Stated exercise » Could you transcribe every record below exactly as written, leaving out any pictures?
-- begin Data in this exercise --
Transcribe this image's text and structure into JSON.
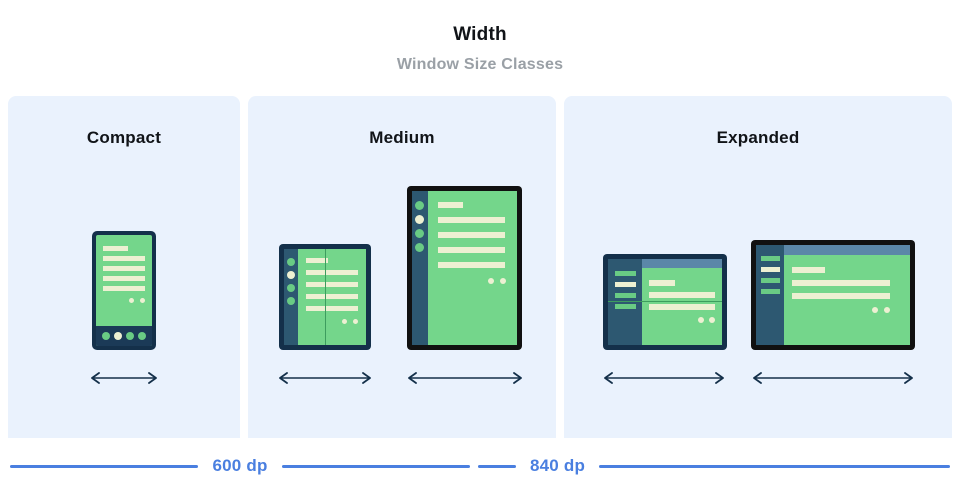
{
  "header": {
    "title": "Width",
    "subtitle": "Window Size Classes"
  },
  "panels": [
    {
      "key": "compact",
      "label": "Compact"
    },
    {
      "key": "medium",
      "label": "Medium"
    },
    {
      "key": "expanded",
      "label": "Expanded"
    }
  ],
  "measures": [
    {
      "key": "600",
      "label": "600 dp"
    },
    {
      "key": "840",
      "label": "840 dp"
    }
  ],
  "devices": {
    "compact_phone": {
      "name": "phone-portrait"
    },
    "medium_foldable": {
      "name": "foldable-portrait"
    },
    "medium_tablet": {
      "name": "tablet-portrait"
    },
    "expanded_foldable": {
      "name": "foldable-landscape"
    },
    "expanded_tablet": {
      "name": "tablet-landscape"
    }
  },
  "colors": {
    "panel_background": "#eaf2fd",
    "device_frame_navy": "#14304a",
    "device_frame_black": "#111111",
    "screen_green": "#74d68b",
    "content_cream": "#edf0d2",
    "nav_rail_slate": "#2d5871",
    "top_bar_blue": "#5b87a8",
    "measure_blue": "#4a7fe0",
    "title_text": "#111418",
    "subtitle_text": "#9aa0a6"
  }
}
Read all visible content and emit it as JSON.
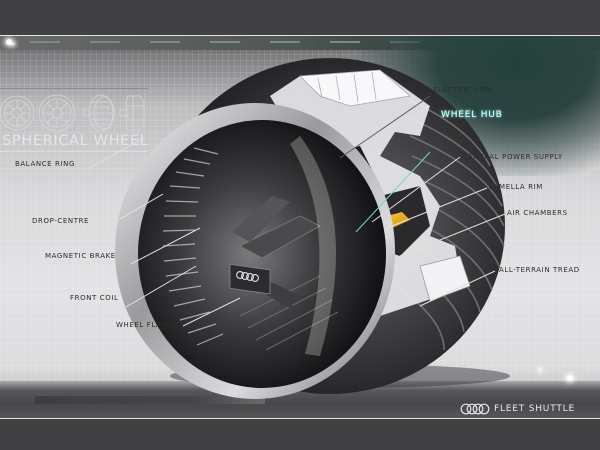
{
  "header": {
    "title": "SPHERICAL WHEEL"
  },
  "thumbnails": [
    {
      "name": "wheel-front-view"
    },
    {
      "name": "wheel-three-quarter-view"
    },
    {
      "name": "wheel-side-view"
    },
    {
      "name": "wheel-cutaway-view"
    }
  ],
  "callouts": {
    "left": [
      {
        "id": "balance-ring",
        "label": "BALANCE RING"
      },
      {
        "id": "drop-centre",
        "label": "DROP-CENTRE"
      },
      {
        "id": "magnetic-brake",
        "label": "MAGNETIC BRAKE"
      },
      {
        "id": "front-coil",
        "label": "FRONT COIL"
      },
      {
        "id": "wheel-flaps",
        "label": "WHEEL FLAPS"
      }
    ],
    "right": [
      {
        "id": "electric-coil",
        "label": "ELECTRIC COIL"
      },
      {
        "id": "wheel-hub",
        "label": "WHEEL HUB",
        "highlighted": true
      },
      {
        "id": "central-power-supply",
        "label": "CENTRAL POWER SUPPLY"
      },
      {
        "id": "lamella-rim",
        "label": "LAMELLA RIM"
      },
      {
        "id": "air-chambers",
        "label": "AIR CHAMBERS"
      },
      {
        "id": "all-terrain-tread",
        "label": "ALL-TERRAIN TREAD"
      }
    ]
  },
  "footer": {
    "brand_logo": "four-rings-logo",
    "brand_text": "FLEET SHUTTLE"
  },
  "colors": {
    "frame": "#414143",
    "rule": "#e4e4e4",
    "label_text": "#2c2c2e",
    "hub_highlight": "#7fe0da",
    "coil_yellow": "#f0b400",
    "hub_teal": "#2fc9c0",
    "title_text": "#e6e6e8"
  }
}
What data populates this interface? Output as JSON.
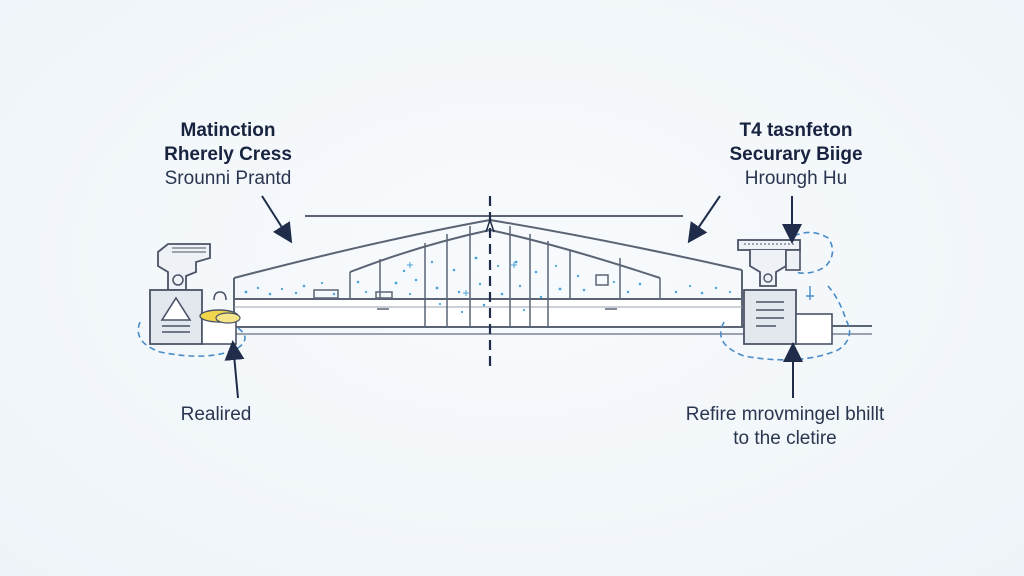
{
  "labels": {
    "top_left": {
      "line1": "Matinction",
      "line2": "Rherely Cress",
      "line3": "Srounni Prantd"
    },
    "top_right": {
      "line1": "T4 tasnfeton",
      "line2": "Securary Biige",
      "line3": "Hroungh Hu"
    },
    "bottom_left": {
      "line1": "Realired"
    },
    "bottom_right": {
      "line1": "Refire mrovmingel bhillt",
      "line2": "to the cletire"
    }
  },
  "colors": {
    "line": "#5b6475",
    "dark_line": "#1f2c4a",
    "accent_blue": "#4aa3d9",
    "accent_yellow": "#f1d64b",
    "fill_box": "#e3e7ee"
  },
  "icons": {
    "left_machine": "crane-machine-icon",
    "left_sign": "warning-triangle-icon",
    "left_bucket": "paint-bucket-icon",
    "right_machine": "crane-machine-icon",
    "right_document": "document-icon"
  }
}
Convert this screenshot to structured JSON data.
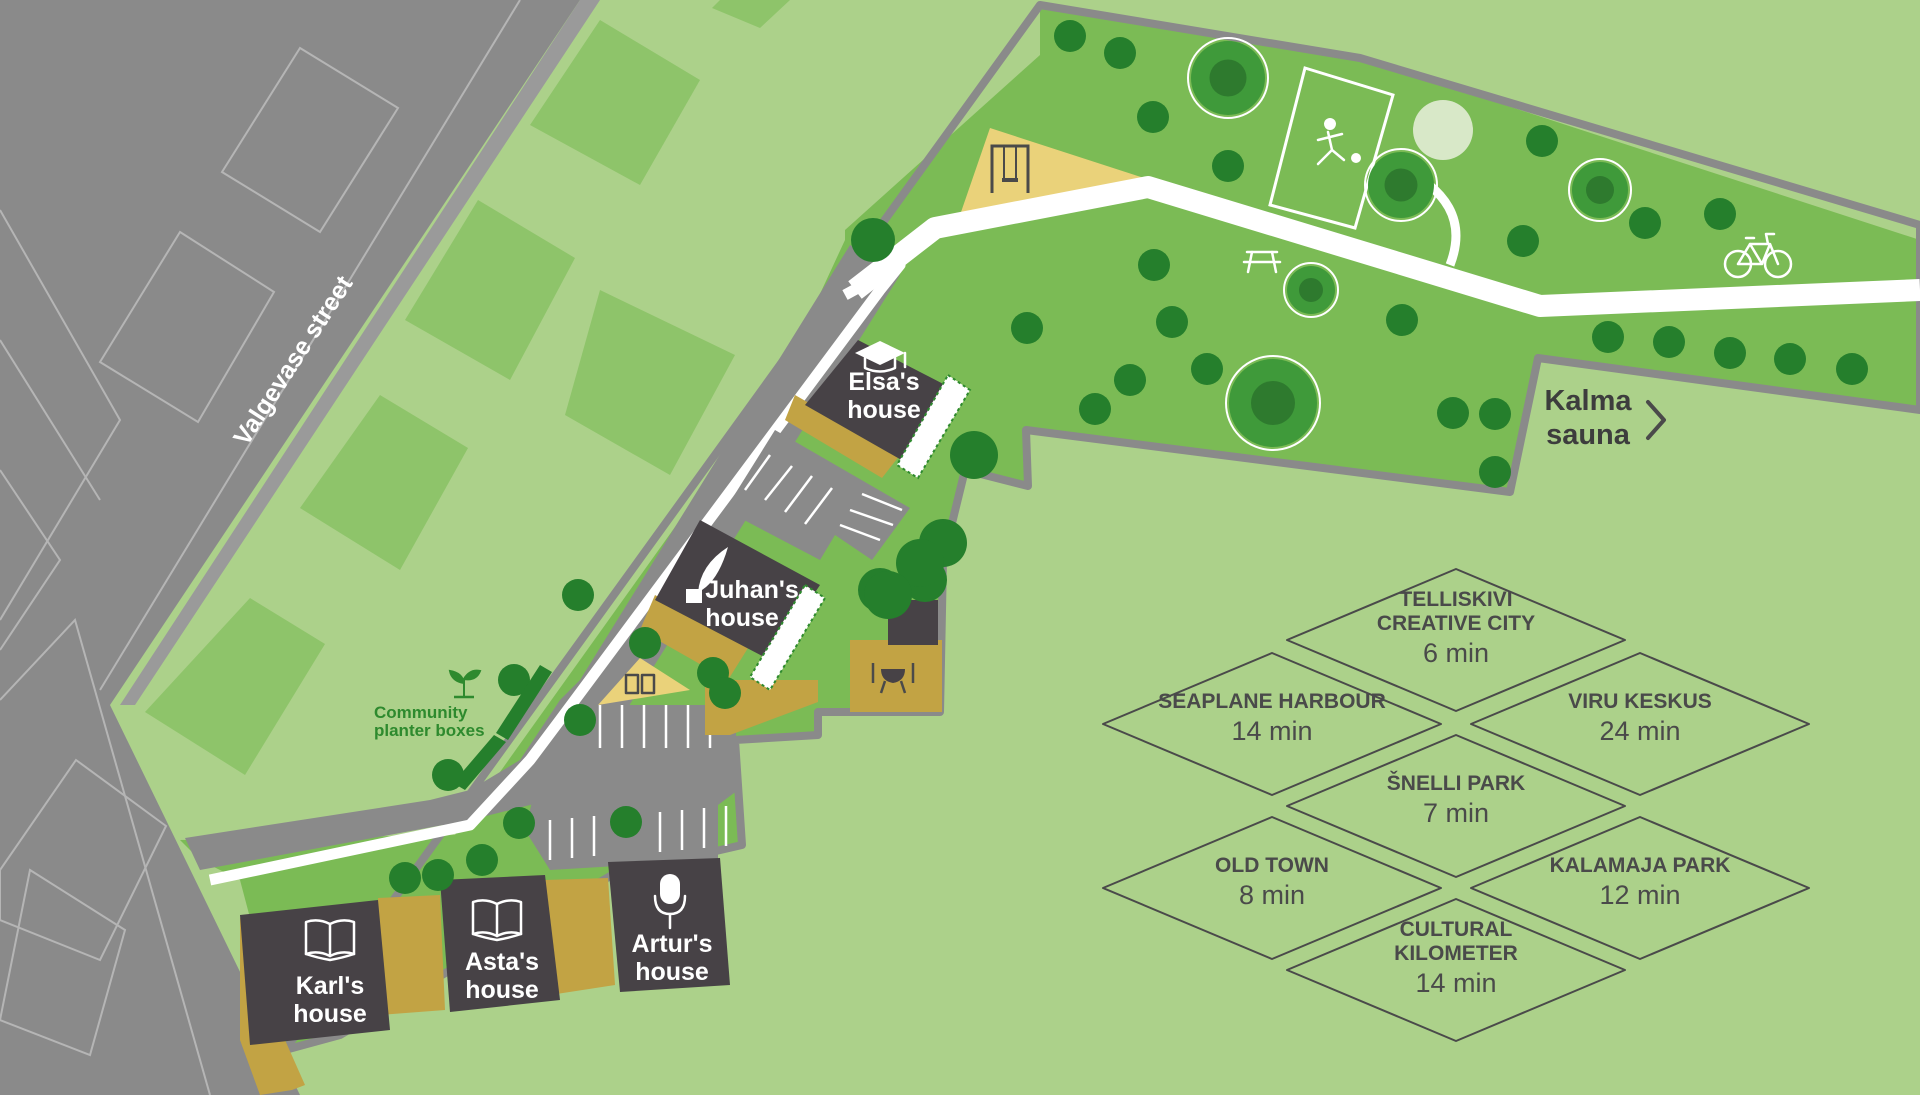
{
  "street": {
    "name": "Valgevase street"
  },
  "houses": [
    {
      "id": "elsa",
      "line1": "Elsa's",
      "line2": "house",
      "icon": "graduation-cap-icon"
    },
    {
      "id": "juhan",
      "line1": "Juhan's",
      "line2": "house",
      "icon": "quill-ink-icon"
    },
    {
      "id": "karl",
      "line1": "Karl's",
      "line2": "house",
      "icon": "open-book-icon"
    },
    {
      "id": "asta",
      "line1": "Asta's",
      "line2": "house",
      "icon": "open-book-icon"
    },
    {
      "id": "artur",
      "line1": "Artur's",
      "line2": "house",
      "icon": "microphone-icon"
    }
  ],
  "community": {
    "line1": "Community",
    "line2": "planter boxes",
    "icon": "sprout-icon"
  },
  "sauna": {
    "line1": "Kalma",
    "line2": "sauna",
    "icon": "chevron-right-icon"
  },
  "park_icons": [
    "swing-icon",
    "football-player-icon",
    "picnic-table-icon",
    "bicycle-icon",
    "barbecue-grill-icon",
    "bookshelf-icon"
  ],
  "destinations": [
    {
      "name_lines": [
        "TELLISKIVI",
        "CREATIVE CITY"
      ],
      "time": "6 min"
    },
    {
      "name_lines": [
        "SEAPLANE HARBOUR"
      ],
      "time": "14 min"
    },
    {
      "name_lines": [
        "VIRU KESKUS"
      ],
      "time": "24 min"
    },
    {
      "name_lines": [
        "ŠNELLI PARK"
      ],
      "time": "7 min"
    },
    {
      "name_lines": [
        "OLD TOWN"
      ],
      "time": "8 min"
    },
    {
      "name_lines": [
        "KALAMAJA PARK"
      ],
      "time": "12 min"
    },
    {
      "name_lines": [
        "CULTURAL",
        "KILOMETER"
      ],
      "time": "14 min"
    }
  ],
  "colors": {
    "background": "#acd18a",
    "asphalt": "#8a8a8a",
    "lot_green": "#7bbb55",
    "plot_green": "#8ec46a",
    "tree": "#257f2c",
    "building": "#474246",
    "yard": "#c2a344",
    "path": "#ffffff",
    "highlight": "#ead27a"
  }
}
-- end Data in this exercise --
Complete answer »
Transcribe this image's text and structure into JSON.
{
  "header": {
    "title": "Width",
    "subtitle": "Window Size Classes"
  },
  "panels": [
    {
      "key": "compact",
      "label": "Compact"
    },
    {
      "key": "medium",
      "label": "Medium"
    },
    {
      "key": "expanded",
      "label": "Expanded"
    }
  ],
  "measures": [
    {
      "key": "600",
      "label": "600 dp"
    },
    {
      "key": "840",
      "label": "840 dp"
    }
  ],
  "devices": {
    "compact_phone": {
      "name": "phone-portrait"
    },
    "medium_foldable": {
      "name": "foldable-portrait"
    },
    "medium_tablet": {
      "name": "tablet-portrait"
    },
    "expanded_foldable": {
      "name": "foldable-landscape"
    },
    "expanded_tablet": {
      "name": "tablet-landscape"
    }
  },
  "colors": {
    "panel_background": "#eaf2fd",
    "device_frame_navy": "#14304a",
    "device_frame_black": "#111111",
    "screen_green": "#74d68b",
    "content_cream": "#edf0d2",
    "nav_rail_slate": "#2d5871",
    "top_bar_blue": "#5b87a8",
    "measure_blue": "#4a7fe0",
    "title_text": "#111418",
    "subtitle_text": "#9aa0a6"
  }
}
Read all visible content and emit it as JSON.
{
  "header": {
    "title": "SPHERICAL WHEEL"
  },
  "thumbnails": [
    {
      "name": "wheel-front-view"
    },
    {
      "name": "wheel-three-quarter-view"
    },
    {
      "name": "wheel-side-view"
    },
    {
      "name": "wheel-cutaway-view"
    }
  ],
  "callouts": {
    "left": [
      {
        "id": "balance-ring",
        "label": "BALANCE RING"
      },
      {
        "id": "drop-centre",
        "label": "DROP-CENTRE"
      },
      {
        "id": "magnetic-brake",
        "label": "MAGNETIC BRAKE"
      },
      {
        "id": "front-coil",
        "label": "FRONT COIL"
      },
      {
        "id": "wheel-flaps",
        "label": "WHEEL FLAPS"
      }
    ],
    "right": [
      {
        "id": "electric-coil",
        "label": "ELECTRIC COIL"
      },
      {
        "id": "wheel-hub",
        "label": "WHEEL HUB",
        "highlighted": true
      },
      {
        "id": "central-power-supply",
        "label": "CENTRAL POWER SUPPLY"
      },
      {
        "id": "lamella-rim",
        "label": "LAMELLA RIM"
      },
      {
        "id": "air-chambers",
        "label": "AIR CHAMBERS"
      },
      {
        "id": "all-terrain-tread",
        "label": "ALL-TERRAIN TREAD"
      }
    ]
  },
  "footer": {
    "brand_logo": "four-rings-logo",
    "brand_text": "FLEET SHUTTLE"
  },
  "colors": {
    "frame": "#414143",
    "rule": "#e4e4e4",
    "label_text": "#2c2c2e",
    "hub_highlight": "#7fe0da",
    "coil_yellow": "#f0b400",
    "hub_teal": "#2fc9c0",
    "title_text": "#e6e6e8"
  }
}
What data populates this interface? Output as JSON.
{
  "labels": {
    "top_left": {
      "line1": "Matinction",
      "line2": "Rherely Cress",
      "line3": "Srounni Prantd"
    },
    "top_right": {
      "line1": "T4 tasnfeton",
      "line2": "Securary Biige",
      "line3": "Hroungh Hu"
    },
    "bottom_left": {
      "line1": "Realired"
    },
    "bottom_right": {
      "line1": "Refire mrovmingel bhillt",
      "line2": "to the cletire"
    }
  },
  "colors": {
    "line": "#5b6475",
    "dark_line": "#1f2c4a",
    "accent_blue": "#4aa3d9",
    "accent_yellow": "#f1d64b",
    "fill_box": "#e3e7ee"
  },
  "icons": {
    "left_machine": "crane-machine-icon",
    "left_sign": "warning-triangle-icon",
    "left_bucket": "paint-bucket-icon",
    "right_machine": "crane-machine-icon",
    "right_document": "document-icon"
  }
}
Convert this screenshot to structured JSON data.
{
  "street": {
    "name": "Valgevase street"
  },
  "houses": [
    {
      "id": "elsa",
      "line1": "Elsa's",
      "line2": "house",
      "icon": "graduation-cap-icon"
    },
    {
      "id": "juhan",
      "line1": "Juhan's",
      "line2": "house",
      "icon": "quill-ink-icon"
    },
    {
      "id": "karl",
      "line1": "Karl's",
      "line2": "house",
      "icon": "open-book-icon"
    },
    {
      "id": "asta",
      "line1": "Asta's",
      "line2": "house",
      "icon": "open-book-icon"
    },
    {
      "id": "artur",
      "line1": "Artur's",
      "line2": "house",
      "icon": "microphone-icon"
    }
  ],
  "community": {
    "line1": "Community",
    "line2": "planter boxes",
    "icon": "sprout-icon"
  },
  "sauna": {
    "line1": "Kalma",
    "line2": "sauna",
    "icon": "chevron-right-icon"
  },
  "park_icons": [
    "swing-icon",
    "football-player-icon",
    "picnic-table-icon",
    "bicycle-icon",
    "barbecue-grill-icon",
    "bookshelf-icon"
  ],
  "destinations": [
    {
      "name_lines": [
        "TELLISKIVI",
        "CREATIVE CITY"
      ],
      "time": "6 min"
    },
    {
      "name_lines": [
        "SEAPLANE HARBOUR"
      ],
      "time": "14 min"
    },
    {
      "name_lines": [
        "VIRU KESKUS"
      ],
      "time": "24 min"
    },
    {
      "name_lines": [
        "ŠNELLI PARK"
      ],
      "time": "7 min"
    },
    {
      "name_lines": [
        "OLD TOWN"
      ],
      "time": "8 min"
    },
    {
      "name_lines": [
        "KALAMAJA PARK"
      ],
      "time": "12 min"
    },
    {
      "name_lines": [
        "CULTURAL",
        "KILOMETER"
      ],
      "time": "14 min"
    }
  ],
  "colors": {
    "background": "#acd18a",
    "asphalt": "#8a8a8a",
    "lot_green": "#7bbb55",
    "plot_green": "#8ec46a",
    "tree": "#257f2c",
    "building": "#474246",
    "yard": "#c2a344",
    "path": "#ffffff",
    "highlight": "#ead27a"
  }
}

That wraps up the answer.